> **PROBLEM**
Reproduce every record below exactly as it appears.

> **DATASET EXCERPTS**
------------------------
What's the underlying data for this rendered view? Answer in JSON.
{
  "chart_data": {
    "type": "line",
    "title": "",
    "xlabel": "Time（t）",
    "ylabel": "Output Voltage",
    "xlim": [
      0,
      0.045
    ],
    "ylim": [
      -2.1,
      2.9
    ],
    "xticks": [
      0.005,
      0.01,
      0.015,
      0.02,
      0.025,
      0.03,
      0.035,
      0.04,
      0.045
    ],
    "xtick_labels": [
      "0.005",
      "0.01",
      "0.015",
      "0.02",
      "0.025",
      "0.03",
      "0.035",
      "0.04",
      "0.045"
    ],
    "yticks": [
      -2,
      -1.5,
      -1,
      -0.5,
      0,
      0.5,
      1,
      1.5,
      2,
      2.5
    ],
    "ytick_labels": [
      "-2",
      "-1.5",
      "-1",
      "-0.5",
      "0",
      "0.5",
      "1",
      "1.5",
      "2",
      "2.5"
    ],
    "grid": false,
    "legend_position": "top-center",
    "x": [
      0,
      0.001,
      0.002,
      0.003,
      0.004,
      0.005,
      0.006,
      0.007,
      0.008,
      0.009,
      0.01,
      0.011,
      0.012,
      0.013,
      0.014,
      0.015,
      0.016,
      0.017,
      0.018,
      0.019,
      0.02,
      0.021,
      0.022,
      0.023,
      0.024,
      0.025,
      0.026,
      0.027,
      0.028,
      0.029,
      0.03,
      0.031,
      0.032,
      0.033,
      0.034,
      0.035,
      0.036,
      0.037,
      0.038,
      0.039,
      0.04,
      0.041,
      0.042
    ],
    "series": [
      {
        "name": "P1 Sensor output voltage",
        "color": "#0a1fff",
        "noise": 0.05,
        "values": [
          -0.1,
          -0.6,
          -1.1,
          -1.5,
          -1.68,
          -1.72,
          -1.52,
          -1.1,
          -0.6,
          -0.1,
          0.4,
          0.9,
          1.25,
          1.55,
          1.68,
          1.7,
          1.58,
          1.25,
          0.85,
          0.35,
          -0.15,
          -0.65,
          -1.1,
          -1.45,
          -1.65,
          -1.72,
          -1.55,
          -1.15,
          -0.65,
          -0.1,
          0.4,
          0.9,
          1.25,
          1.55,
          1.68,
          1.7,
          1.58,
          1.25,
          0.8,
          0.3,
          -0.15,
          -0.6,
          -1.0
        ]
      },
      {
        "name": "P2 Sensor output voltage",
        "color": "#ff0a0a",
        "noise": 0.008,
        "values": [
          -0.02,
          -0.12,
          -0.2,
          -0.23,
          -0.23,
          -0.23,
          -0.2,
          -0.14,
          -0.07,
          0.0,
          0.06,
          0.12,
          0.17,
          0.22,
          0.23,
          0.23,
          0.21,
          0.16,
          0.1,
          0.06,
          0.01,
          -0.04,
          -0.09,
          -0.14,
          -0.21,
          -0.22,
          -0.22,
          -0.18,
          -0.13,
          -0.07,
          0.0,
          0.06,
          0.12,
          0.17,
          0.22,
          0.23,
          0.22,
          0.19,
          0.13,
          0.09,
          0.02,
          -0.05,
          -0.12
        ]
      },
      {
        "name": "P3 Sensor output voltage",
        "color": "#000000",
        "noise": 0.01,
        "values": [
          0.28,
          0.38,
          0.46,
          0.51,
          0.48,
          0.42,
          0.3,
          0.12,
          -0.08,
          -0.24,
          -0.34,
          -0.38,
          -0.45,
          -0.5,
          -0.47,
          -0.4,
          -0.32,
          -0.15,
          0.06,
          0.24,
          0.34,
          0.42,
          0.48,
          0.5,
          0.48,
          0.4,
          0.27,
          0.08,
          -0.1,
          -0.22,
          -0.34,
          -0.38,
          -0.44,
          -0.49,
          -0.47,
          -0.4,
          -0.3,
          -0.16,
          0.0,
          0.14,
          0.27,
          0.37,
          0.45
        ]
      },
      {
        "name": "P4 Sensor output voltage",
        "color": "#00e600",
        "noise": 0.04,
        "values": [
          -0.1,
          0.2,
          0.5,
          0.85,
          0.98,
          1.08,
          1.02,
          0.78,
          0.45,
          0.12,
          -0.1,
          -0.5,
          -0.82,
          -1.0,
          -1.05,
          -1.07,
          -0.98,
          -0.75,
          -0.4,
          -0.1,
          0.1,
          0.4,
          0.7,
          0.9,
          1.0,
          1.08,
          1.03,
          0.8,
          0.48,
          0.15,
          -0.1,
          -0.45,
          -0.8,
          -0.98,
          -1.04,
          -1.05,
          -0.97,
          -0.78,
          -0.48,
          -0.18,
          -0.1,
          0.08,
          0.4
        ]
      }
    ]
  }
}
------------------------
> **PROBLEM SOLUTION**
What's the underlying data for this rendered view? Answer in JSON.
{
  "chart_data": {
    "type": "line",
    "title": "",
    "xlabel": "Time（t）",
    "ylabel": "Output Voltage",
    "xlim": [
      0,
      0.045
    ],
    "ylim": [
      -2.1,
      2.9
    ],
    "xticks": [
      0.005,
      0.01,
      0.015,
      0.02,
      0.025,
      0.03,
      0.035,
      0.04,
      0.045
    ],
    "xtick_labels": [
      "0.005",
      "0.01",
      "0.015",
      "0.02",
      "0.025",
      "0.03",
      "0.035",
      "0.04",
      "0.045"
    ],
    "yticks": [
      -2,
      -1.5,
      -1,
      -0.5,
      0,
      0.5,
      1,
      1.5,
      2,
      2.5
    ],
    "ytick_labels": [
      "-2",
      "-1.5",
      "-1",
      "-0.5",
      "0",
      "0.5",
      "1",
      "1.5",
      "2",
      "2.5"
    ],
    "grid": false,
    "legend_position": "top-center",
    "x": [
      0,
      0.001,
      0.002,
      0.003,
      0.004,
      0.005,
      0.006,
      0.007,
      0.008,
      0.009,
      0.01,
      0.011,
      0.012,
      0.013,
      0.014,
      0.015,
      0.016,
      0.017,
      0.018,
      0.019,
      0.02,
      0.021,
      0.022,
      0.023,
      0.024,
      0.025,
      0.026,
      0.027,
      0.028,
      0.029,
      0.03,
      0.031,
      0.032,
      0.033,
      0.034,
      0.035,
      0.036,
      0.037,
      0.038,
      0.039,
      0.04,
      0.041,
      0.042
    ],
    "series": [
      {
        "name": "P1 Sensor output voltage",
        "color": "#0a1fff",
        "noise": 0.05,
        "values": [
          -0.1,
          -0.6,
          -1.1,
          -1.5,
          -1.68,
          -1.72,
          -1.52,
          -1.1,
          -0.6,
          -0.1,
          0.4,
          0.9,
          1.25,
          1.55,
          1.68,
          1.7,
          1.58,
          1.25,
          0.85,
          0.35,
          -0.15,
          -0.65,
          -1.1,
          -1.45,
          -1.65,
          -1.72,
          -1.55,
          -1.15,
          -0.65,
          -0.1,
          0.4,
          0.9,
          1.25,
          1.55,
          1.68,
          1.7,
          1.58,
          1.25,
          0.8,
          0.3,
          -0.15,
          -0.6,
          -1.0
        ]
      },
      {
        "name": "P2 Sensor output voltage",
        "color": "#ff0a0a",
        "noise": 0.008,
        "values": [
          -0.02,
          -0.12,
          -0.2,
          -0.23,
          -0.23,
          -0.23,
          -0.2,
          -0.14,
          -0.07,
          0.0,
          0.06,
          0.12,
          0.17,
          0.22,
          0.23,
          0.23,
          0.21,
          0.16,
          0.1,
          0.06,
          0.01,
          -0.04,
          -0.09,
          -0.14,
          -0.21,
          -0.22,
          -0.22,
          -0.18,
          -0.13,
          -0.07,
          0.0,
          0.06,
          0.12,
          0.17,
          0.22,
          0.23,
          0.22,
          0.19,
          0.13,
          0.09,
          0.02,
          -0.05,
          -0.12
        ]
      },
      {
        "name": "P3 Sensor output voltage",
        "color": "#000000",
        "noise": 0.01,
        "values": [
          0.28,
          0.38,
          0.46,
          0.51,
          0.48,
          0.42,
          0.3,
          0.12,
          -0.08,
          -0.24,
          -0.34,
          -0.38,
          -0.45,
          -0.5,
          -0.47,
          -0.4,
          -0.32,
          -0.15,
          0.06,
          0.24,
          0.34,
          0.42,
          0.48,
          0.5,
          0.48,
          0.4,
          0.27,
          0.08,
          -0.1,
          -0.22,
          -0.34,
          -0.38,
          -0.44,
          -0.49,
          -0.47,
          -0.4,
          -0.3,
          -0.16,
          0.0,
          0.14,
          0.27,
          0.37,
          0.45
        ]
      },
      {
        "name": "P4 Sensor output voltage",
        "color": "#00e600",
        "noise": 0.04,
        "values": [
          -0.1,
          0.2,
          0.5,
          0.85,
          0.98,
          1.08,
          1.02,
          0.78,
          0.45,
          0.12,
          -0.1,
          -0.5,
          -0.82,
          -1.0,
          -1.05,
          -1.07,
          -0.98,
          -0.75,
          -0.4,
          -0.1,
          0.1,
          0.4,
          0.7,
          0.9,
          1.0,
          1.08,
          1.03,
          0.8,
          0.48,
          0.15,
          -0.1,
          -0.45,
          -0.8,
          -0.98,
          -1.04,
          -1.05,
          -0.97,
          -0.78,
          -0.48,
          -0.18,
          -0.1,
          0.08,
          0.4
        ]
      }
    ]
  }
}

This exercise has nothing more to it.